■ **DIRECTIONS**
Where a line contains the string "text", copy that line.

■ **SUPPLIED INFORMATION**
(begin)

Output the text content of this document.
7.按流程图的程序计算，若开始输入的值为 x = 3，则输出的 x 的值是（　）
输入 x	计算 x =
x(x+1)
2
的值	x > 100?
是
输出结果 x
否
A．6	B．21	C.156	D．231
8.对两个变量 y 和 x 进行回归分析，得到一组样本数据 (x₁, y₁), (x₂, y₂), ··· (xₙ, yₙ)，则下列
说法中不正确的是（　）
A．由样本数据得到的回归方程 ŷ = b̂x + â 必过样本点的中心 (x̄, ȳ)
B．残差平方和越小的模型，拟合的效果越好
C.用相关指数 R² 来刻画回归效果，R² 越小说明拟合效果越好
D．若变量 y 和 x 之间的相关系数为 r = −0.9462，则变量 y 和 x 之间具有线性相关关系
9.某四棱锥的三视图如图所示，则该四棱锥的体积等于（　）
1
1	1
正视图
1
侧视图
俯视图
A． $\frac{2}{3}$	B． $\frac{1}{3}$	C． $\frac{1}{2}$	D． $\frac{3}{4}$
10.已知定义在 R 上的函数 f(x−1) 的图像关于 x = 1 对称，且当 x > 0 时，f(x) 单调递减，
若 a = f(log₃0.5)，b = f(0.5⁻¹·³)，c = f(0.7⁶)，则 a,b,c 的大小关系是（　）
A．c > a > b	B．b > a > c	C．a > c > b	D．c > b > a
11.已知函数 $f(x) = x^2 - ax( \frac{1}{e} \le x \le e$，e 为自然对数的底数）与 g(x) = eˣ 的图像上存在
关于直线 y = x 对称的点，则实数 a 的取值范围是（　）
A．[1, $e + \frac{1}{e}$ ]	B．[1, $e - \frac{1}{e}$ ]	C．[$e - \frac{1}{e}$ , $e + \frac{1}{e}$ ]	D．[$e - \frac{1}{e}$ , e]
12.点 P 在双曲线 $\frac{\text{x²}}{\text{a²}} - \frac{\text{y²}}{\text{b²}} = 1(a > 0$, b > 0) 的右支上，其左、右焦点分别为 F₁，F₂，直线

(end)

■ **RESULT FOR THIS TASK**
Output the text content of this document.
12.点 P 在双曲线 $\frac{\text{x²}}{\text{a²}} - \frac{\text{y²}}{\text{b²}} = 1(a > 0$, b > 0) 的右支上，其左、右焦点分别为 F₁，F₂，直线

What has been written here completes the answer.